WRITTEN EXERCISE: Every line of the data that contains the string "never" must be copied.

Stored entries:
** BEGIN **
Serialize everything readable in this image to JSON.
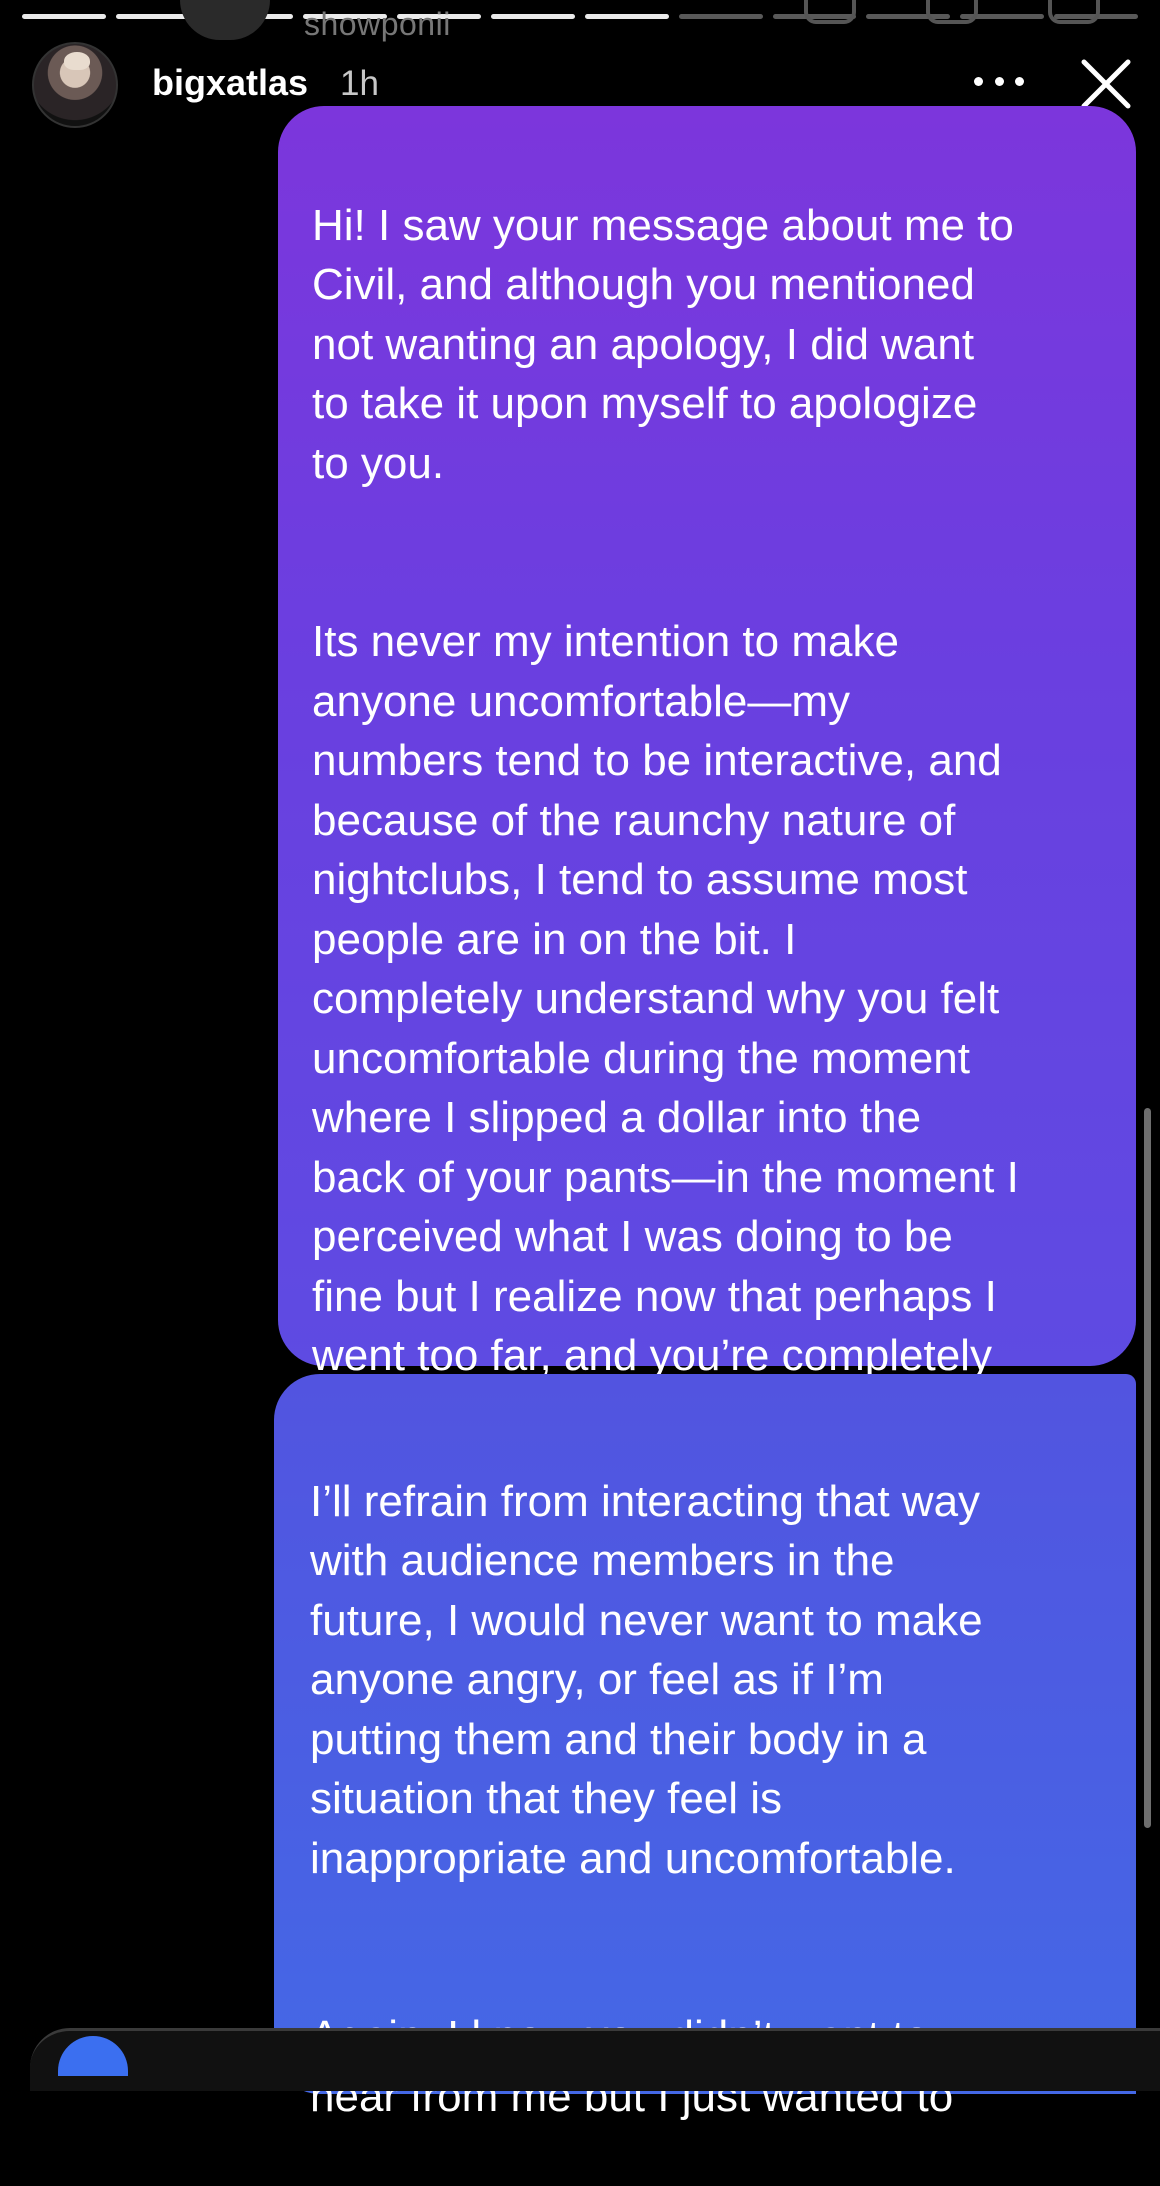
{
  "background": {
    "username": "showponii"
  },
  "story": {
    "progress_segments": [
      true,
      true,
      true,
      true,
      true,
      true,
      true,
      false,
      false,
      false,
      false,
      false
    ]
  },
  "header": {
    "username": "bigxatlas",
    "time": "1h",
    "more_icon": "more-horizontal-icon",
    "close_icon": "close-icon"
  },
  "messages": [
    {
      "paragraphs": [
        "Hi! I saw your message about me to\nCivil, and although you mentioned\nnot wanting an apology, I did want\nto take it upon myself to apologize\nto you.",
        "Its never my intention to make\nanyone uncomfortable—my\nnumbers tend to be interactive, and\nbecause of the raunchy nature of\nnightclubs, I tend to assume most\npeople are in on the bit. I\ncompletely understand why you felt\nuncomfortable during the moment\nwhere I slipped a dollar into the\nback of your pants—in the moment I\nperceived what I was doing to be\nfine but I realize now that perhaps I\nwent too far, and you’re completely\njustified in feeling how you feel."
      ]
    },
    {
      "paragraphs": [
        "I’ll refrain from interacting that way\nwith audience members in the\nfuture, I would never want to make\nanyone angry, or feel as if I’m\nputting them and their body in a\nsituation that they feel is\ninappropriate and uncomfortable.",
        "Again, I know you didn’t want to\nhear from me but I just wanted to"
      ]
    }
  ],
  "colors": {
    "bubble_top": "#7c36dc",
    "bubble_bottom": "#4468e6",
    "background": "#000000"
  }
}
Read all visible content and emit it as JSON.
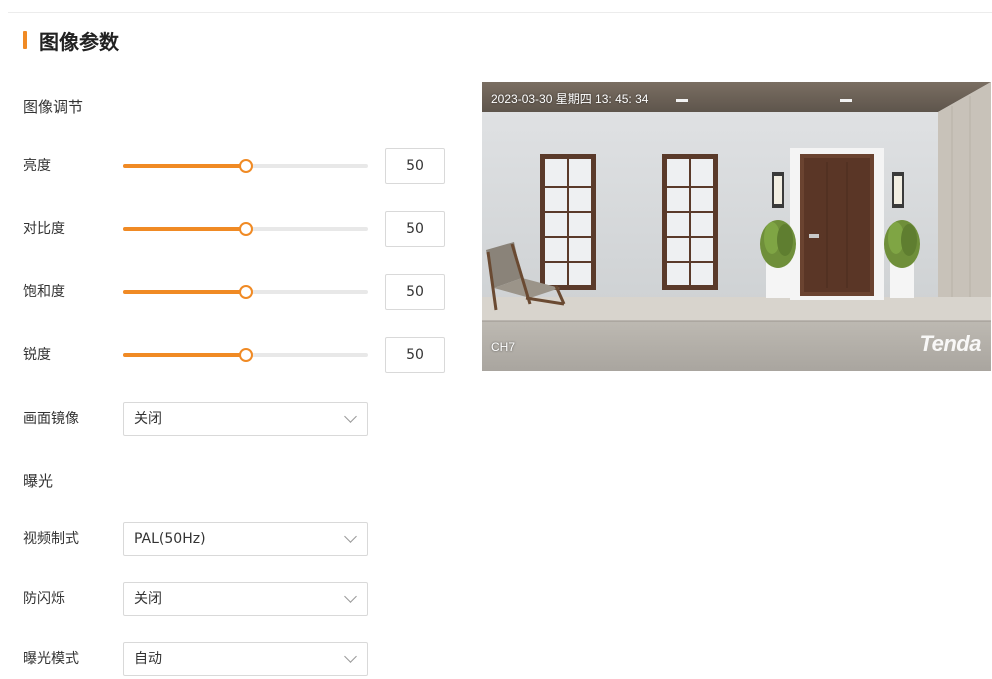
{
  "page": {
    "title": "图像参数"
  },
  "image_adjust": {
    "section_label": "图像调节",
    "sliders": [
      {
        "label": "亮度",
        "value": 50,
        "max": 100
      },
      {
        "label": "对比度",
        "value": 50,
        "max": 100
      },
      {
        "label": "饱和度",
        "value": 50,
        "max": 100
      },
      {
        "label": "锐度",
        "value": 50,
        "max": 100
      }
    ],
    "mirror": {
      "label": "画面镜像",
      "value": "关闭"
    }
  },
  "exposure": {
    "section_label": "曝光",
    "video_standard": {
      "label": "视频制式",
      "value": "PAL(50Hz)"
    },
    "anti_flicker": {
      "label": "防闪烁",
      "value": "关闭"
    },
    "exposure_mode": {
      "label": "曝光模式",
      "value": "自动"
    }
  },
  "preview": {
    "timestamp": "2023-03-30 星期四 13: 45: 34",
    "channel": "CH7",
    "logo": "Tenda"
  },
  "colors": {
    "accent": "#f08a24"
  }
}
** END **
TASK ANSWER:
        "Its never my intention to make\nanyone uncomfortable—my\nnumbers tend to be interactive, and\nbecause of the raunchy nature of\nnightclubs, I tend to assume most\npeople are in on the bit. I\ncompletely understand why you felt\nuncomfortable during the moment\nwhere I slipped a dollar into the\nback of your pants—in the moment I\nperceived what I was doing to be\nfine but I realize now that perhaps I\nwent too far, and you’re completely\njustified in feeling how you feel."
        "I’ll refrain from interacting that way\nwith audience members in the\nfuture, I would never want to make\nanyone angry, or feel as if I’m\nputting them and their body in a\nsituation that they feel is\ninappropriate and uncomfortable.",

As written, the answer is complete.